TASK:
Show every line in the records below that contains the word "instrumentos".

MATERIAL FOR THE TASK:
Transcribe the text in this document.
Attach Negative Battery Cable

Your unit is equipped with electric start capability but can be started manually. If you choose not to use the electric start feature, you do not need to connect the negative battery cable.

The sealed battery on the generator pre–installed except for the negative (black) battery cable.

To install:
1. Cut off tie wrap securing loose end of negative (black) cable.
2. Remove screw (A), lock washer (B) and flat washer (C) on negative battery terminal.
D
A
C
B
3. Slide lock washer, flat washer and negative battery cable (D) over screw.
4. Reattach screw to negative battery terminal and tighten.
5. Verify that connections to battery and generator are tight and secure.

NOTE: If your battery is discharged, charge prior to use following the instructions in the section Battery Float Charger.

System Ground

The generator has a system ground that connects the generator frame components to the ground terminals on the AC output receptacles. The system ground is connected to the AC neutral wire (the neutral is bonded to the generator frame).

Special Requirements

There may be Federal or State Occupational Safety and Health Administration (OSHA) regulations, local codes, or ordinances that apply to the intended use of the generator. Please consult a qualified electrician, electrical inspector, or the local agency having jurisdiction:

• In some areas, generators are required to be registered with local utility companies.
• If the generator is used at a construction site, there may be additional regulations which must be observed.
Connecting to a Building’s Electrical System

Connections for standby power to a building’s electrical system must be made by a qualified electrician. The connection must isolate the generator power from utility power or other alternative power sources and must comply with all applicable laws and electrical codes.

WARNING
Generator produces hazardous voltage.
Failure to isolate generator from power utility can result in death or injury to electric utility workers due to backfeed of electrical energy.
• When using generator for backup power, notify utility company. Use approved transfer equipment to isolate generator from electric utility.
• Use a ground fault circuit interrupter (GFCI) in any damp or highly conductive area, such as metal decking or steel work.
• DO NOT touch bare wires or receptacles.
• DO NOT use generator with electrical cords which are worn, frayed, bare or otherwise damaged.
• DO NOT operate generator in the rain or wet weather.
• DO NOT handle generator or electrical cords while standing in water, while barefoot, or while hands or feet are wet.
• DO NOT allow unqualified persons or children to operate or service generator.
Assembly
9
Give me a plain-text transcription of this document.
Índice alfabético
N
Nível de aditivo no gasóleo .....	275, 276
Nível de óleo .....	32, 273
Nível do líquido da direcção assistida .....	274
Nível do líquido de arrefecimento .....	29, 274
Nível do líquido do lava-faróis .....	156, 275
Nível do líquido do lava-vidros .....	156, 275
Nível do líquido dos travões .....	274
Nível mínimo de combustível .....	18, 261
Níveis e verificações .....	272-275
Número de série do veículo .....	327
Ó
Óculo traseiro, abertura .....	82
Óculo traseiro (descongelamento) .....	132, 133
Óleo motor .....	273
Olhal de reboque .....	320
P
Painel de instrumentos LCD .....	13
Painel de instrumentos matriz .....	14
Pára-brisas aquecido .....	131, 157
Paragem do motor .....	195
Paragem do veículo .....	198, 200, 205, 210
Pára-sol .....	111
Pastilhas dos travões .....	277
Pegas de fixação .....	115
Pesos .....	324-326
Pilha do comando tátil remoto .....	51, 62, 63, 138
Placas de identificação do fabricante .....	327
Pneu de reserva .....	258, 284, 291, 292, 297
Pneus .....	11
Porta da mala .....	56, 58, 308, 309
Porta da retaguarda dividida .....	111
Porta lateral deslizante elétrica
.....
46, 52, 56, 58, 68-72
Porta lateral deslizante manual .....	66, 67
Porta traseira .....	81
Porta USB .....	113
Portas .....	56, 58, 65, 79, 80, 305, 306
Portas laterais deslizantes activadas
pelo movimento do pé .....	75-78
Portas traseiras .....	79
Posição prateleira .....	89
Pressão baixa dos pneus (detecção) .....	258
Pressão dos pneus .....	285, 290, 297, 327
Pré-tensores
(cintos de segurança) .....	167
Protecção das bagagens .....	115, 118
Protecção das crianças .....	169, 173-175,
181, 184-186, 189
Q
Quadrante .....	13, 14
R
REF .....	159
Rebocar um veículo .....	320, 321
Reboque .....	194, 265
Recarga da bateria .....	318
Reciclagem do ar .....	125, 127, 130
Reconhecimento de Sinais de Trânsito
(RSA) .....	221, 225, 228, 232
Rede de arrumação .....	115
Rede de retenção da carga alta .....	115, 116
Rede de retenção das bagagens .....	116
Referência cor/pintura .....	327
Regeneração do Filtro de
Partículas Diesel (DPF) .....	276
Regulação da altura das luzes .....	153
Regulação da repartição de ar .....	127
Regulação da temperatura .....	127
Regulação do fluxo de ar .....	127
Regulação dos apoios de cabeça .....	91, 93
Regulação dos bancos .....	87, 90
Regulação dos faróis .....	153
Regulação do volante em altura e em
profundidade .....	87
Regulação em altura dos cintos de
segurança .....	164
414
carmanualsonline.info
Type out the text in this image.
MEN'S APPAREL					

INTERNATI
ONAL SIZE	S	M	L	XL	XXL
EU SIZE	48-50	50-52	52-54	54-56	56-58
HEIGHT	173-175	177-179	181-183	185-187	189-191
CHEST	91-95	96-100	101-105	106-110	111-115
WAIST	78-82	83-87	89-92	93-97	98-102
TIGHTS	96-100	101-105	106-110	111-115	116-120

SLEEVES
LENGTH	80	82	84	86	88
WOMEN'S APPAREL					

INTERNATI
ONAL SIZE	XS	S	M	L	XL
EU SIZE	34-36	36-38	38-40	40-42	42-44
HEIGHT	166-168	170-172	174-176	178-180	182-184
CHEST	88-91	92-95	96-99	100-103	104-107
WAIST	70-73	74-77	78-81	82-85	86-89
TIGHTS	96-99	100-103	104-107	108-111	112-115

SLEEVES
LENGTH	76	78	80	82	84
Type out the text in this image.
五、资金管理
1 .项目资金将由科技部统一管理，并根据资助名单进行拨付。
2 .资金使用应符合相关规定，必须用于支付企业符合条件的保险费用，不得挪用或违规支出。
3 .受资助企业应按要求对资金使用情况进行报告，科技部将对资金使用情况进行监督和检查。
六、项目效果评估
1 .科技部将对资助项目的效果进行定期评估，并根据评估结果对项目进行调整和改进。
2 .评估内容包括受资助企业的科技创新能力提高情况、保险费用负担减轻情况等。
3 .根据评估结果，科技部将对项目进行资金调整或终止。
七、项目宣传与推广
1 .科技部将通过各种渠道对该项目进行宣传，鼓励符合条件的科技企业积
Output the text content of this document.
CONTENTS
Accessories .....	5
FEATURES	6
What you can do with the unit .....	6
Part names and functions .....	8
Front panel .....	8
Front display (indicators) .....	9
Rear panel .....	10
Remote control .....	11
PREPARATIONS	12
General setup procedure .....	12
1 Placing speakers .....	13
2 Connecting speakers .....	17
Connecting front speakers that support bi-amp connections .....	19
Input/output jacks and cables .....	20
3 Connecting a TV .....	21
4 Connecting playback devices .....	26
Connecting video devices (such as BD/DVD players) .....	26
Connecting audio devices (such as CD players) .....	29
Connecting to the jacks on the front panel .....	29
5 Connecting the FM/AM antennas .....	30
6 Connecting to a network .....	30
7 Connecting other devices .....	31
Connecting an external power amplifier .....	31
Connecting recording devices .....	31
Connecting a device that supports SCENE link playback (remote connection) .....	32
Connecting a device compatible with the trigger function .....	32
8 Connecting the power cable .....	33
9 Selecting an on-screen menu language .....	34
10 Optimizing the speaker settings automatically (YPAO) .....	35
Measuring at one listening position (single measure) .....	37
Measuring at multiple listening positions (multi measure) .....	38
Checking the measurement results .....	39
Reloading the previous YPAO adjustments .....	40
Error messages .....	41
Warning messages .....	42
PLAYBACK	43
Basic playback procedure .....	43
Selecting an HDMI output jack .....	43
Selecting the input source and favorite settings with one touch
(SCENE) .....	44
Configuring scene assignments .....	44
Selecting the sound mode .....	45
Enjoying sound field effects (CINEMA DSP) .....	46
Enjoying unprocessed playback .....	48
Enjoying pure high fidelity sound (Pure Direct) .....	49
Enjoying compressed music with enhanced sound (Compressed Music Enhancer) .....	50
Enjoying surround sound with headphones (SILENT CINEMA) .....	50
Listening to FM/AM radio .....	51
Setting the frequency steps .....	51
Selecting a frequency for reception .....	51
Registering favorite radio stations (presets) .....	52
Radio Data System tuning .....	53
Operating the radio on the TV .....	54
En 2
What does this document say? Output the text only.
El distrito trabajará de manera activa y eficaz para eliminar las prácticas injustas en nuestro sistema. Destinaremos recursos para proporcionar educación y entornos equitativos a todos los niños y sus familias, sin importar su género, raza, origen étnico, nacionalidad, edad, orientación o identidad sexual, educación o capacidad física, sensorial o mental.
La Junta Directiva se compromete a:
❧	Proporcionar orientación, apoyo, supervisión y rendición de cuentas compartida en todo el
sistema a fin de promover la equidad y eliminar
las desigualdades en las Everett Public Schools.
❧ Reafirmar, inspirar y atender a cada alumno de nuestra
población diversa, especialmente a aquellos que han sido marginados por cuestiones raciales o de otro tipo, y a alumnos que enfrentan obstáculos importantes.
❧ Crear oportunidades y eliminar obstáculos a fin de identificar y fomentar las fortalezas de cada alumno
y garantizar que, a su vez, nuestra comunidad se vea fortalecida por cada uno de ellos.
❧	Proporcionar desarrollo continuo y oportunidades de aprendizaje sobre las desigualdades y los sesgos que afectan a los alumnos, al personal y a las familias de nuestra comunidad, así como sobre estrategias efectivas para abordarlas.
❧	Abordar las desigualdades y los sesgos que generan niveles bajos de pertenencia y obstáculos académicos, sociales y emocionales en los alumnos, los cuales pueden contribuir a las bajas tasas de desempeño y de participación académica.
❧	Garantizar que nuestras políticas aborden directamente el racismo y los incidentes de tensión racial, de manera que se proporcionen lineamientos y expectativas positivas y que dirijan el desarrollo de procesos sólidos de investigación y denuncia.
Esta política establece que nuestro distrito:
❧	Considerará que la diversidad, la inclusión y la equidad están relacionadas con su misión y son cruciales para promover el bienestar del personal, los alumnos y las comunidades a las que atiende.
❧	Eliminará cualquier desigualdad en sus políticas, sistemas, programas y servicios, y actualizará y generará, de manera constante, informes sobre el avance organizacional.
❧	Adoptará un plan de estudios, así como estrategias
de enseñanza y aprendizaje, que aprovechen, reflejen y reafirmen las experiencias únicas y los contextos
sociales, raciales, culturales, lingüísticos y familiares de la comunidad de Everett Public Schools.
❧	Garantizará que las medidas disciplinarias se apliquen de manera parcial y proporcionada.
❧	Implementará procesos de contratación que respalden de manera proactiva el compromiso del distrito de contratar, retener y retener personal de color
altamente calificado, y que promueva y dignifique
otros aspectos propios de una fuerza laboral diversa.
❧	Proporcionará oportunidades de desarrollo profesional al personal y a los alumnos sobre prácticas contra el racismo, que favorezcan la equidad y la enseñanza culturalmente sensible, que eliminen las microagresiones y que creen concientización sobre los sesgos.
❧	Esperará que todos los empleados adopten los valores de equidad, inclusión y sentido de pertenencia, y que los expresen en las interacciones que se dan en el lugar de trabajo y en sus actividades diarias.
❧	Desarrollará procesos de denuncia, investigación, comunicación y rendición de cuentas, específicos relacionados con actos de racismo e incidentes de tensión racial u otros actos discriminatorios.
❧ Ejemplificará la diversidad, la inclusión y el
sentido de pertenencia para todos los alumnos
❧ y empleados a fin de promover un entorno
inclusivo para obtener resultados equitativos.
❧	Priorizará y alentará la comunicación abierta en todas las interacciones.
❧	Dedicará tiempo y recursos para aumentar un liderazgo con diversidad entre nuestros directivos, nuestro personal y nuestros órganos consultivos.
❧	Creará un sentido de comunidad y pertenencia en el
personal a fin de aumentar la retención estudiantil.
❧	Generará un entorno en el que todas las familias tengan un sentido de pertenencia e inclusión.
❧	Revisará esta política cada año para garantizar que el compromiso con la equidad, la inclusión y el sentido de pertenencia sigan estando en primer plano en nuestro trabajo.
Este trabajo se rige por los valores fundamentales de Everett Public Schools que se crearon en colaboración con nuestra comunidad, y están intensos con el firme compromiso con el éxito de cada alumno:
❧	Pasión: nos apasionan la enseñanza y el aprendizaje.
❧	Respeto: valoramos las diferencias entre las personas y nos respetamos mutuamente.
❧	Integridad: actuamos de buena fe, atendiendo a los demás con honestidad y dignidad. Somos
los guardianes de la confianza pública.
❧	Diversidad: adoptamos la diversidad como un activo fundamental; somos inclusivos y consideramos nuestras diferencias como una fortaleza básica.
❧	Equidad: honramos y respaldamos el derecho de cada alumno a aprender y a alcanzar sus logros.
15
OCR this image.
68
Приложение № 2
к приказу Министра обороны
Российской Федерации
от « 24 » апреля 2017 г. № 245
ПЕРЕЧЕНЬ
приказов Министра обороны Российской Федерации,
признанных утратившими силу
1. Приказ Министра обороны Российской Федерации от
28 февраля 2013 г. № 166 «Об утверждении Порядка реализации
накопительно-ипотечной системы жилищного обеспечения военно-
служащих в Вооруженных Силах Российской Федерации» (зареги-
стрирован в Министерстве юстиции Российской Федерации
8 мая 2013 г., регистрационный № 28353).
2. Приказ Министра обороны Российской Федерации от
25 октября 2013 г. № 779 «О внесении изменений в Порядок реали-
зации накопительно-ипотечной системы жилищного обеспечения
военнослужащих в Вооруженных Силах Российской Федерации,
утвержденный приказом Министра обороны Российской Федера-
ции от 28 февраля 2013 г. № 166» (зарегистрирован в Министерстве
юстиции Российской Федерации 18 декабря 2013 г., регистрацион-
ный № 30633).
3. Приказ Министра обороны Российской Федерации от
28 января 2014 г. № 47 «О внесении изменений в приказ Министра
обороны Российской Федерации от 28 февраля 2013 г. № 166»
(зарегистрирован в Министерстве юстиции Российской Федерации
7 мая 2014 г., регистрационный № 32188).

RESULT OF THIS TASK:
Painel de instrumentos LCD .....	13
Painel de instrumentos matriz .....	14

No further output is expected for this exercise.